Pro Tip: Memory relief and latency improvement are distinct effects. Offload always relieves HBM pressure. It only improves TTFT when a reusable KV block is already resident in the offload tier — if the block must be recomputed anyway, the PCIe transfer overhead is pure cost with no compensating latency benefit.
Why HBM, not compute, is usually the first constraint
On an NVIDIA H100 SXM5, compute throughput scales with batch size, but HBM capacity is fixed at 80 GB (HBM3) or 141 GB (NVL variant). Model weights for a Llama 3.1 70B in BF16 consume roughly 140 GB, requiring at least two H100s; on a two-GPU setup, the remaining HBM after weights — typically 20–40 GB depending on configuration — is the total KV budget across all concurrent requests. At 32K context, a single 70B request can consume 8–12 GB of that budget, capping concurrency at two to four simultaneous long-context requests before the scheduler starts queuing.
That ceiling is a memory problem, not a FLOP problem. The GPU could process larger batches if the KV blocks fit. CPU DRAM on the same host — typically 512 GB to 2 TB in a dense GPU server — dwarfs the HBM budget by one to two orders of magnitude, which is why the offload direction exists.
Watch Out: Do not conflate model weight size with KV growth. Weights are static and load once; KV cache grows linearly with sequence length and batch size simultaneously. A workload that runs fine at 4K context can OOM at 32K even though the model is identical. Profile KV memory under your actual context-length distribution before sizing either your HBM budget or your offload tier.
How long context and multi-turn chat inflate cache residency
Multi-turn chat and agent workloads create a compounding residency problem. Each additional turn appends tokens to the existing sequence, and the KV tensors for all prior turns must remain accessible until the conversation ends. At turn 10 of a 2K-token-per-turn chat, the KV residency is equivalent to a 20K-token single-shot request — and the user has not left the session.
KV cache offload delivers its highest value here precisely because prior-turn KV blocks are candidates for eviction to DRAM between user messages and reloaded when the next prefill begins. LMCache explicitly calls out multi-round QA and RAG as the use cases where this reuse pattern yields 3–10× delay savings and GPU cycle reduction. The benchmarking documentation reinforces the conditional: "without offloading, even with KV Cache reuse, there is no improvement in TTFT nor throughput" on the second query round — meaning that cache reuse requires the offload infrastructure to materialize.

#### [INFORMATION SHOWN]
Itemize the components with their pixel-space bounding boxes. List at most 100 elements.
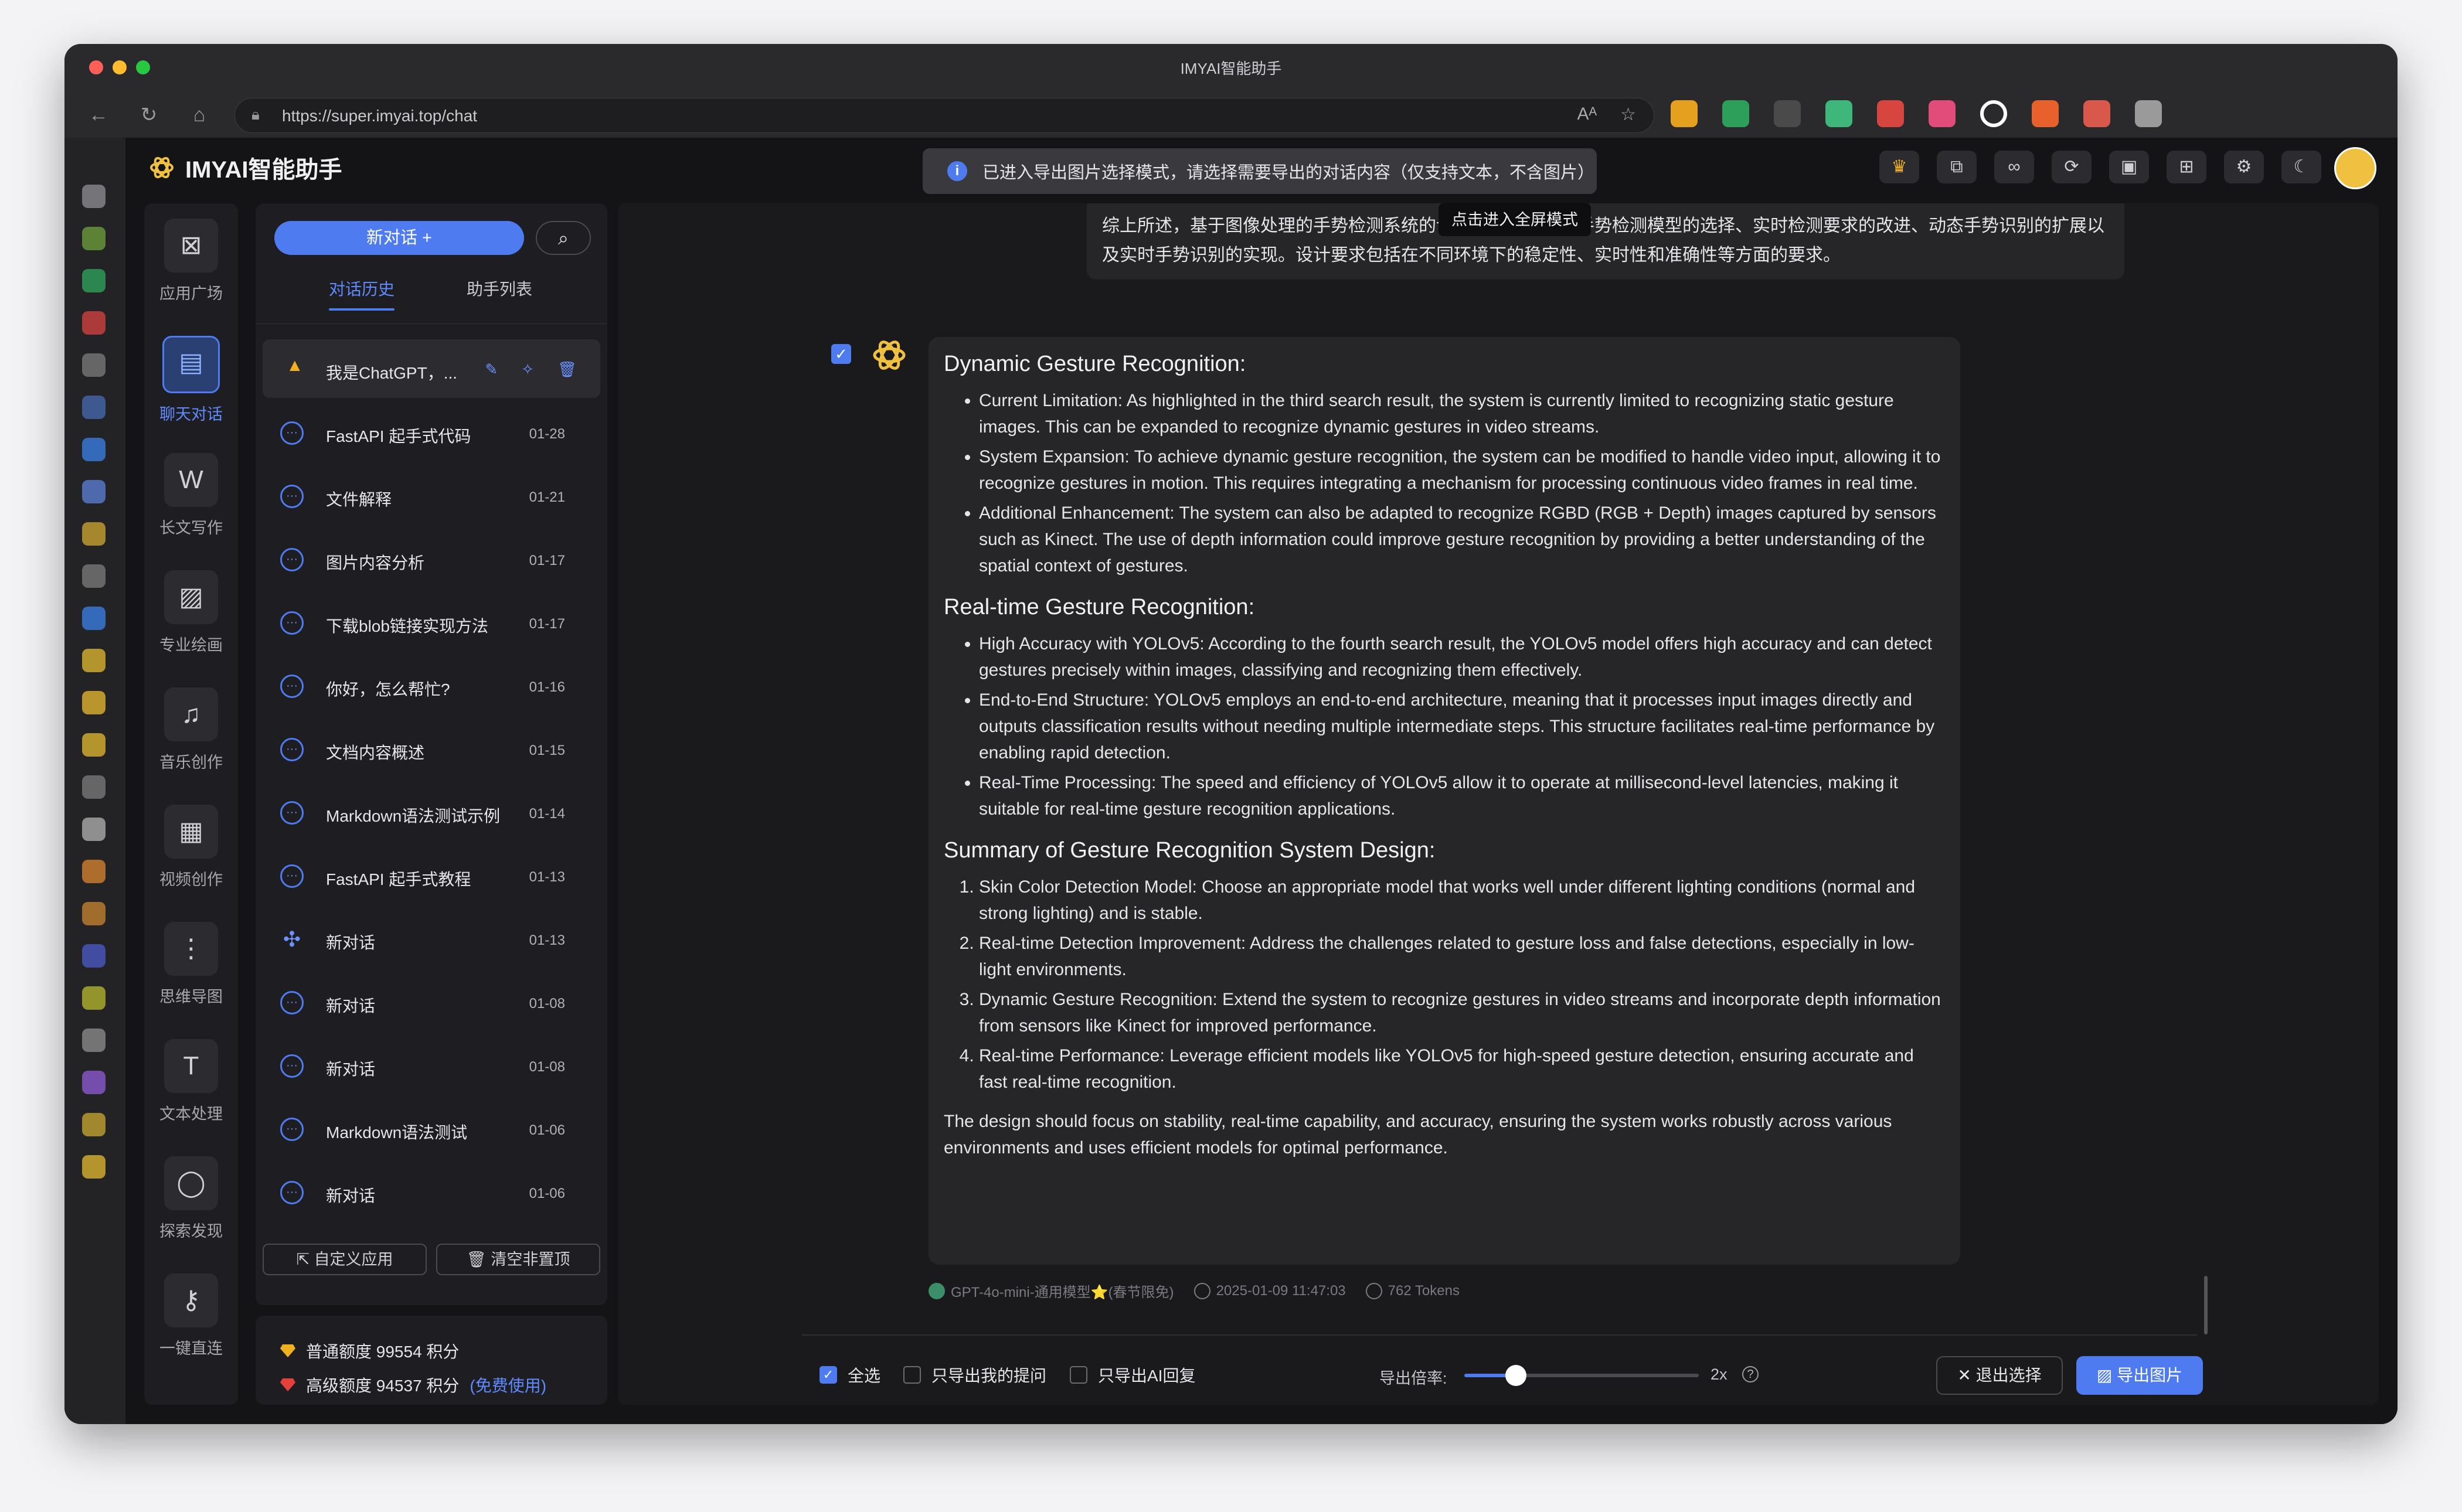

#### [STATED PROBLEM 1]
List every amount of memory given in gigabytes in the KV cache excerpt, each with what it describes.
#### [STATED PROBLEM 2]
Rewrite the paragraph of the KV cache excerpt that begins "Multi-turn chat and agent workloads" as a short bulleted list that keeps its main facts.

#### [SOLUTION 1]
- 80 GB: HBM capacity of an NVIDIA H100 SXM5 (HBM3)
- 141 GB: HBM capacity of the NVL variant
- Roughly 140 GB: model weights for Llama 3.1 70B in BF16
- 20–40 GB: HBM left after weights on a two-GPU setup, the total KV budget across all concurrent requests
- 8–12 GB: KV budget a single 70B request can consume at 32K context
- 512 GB to 2 TB: CPU DRAM typically on the same host in a dense GPU server

#### [SOLUTION 2]
- Multi-turn chat and agent workloads create a compounding residency problem.
- Each new turn appends tokens to the existing sequence.
- KV tensors for all prior turns must stay accessible until the conversation ends.
- At turn 10 of a chat with 2K tokens per turn, KV residency equals a 20K-token single-shot request, while the user is still in the session.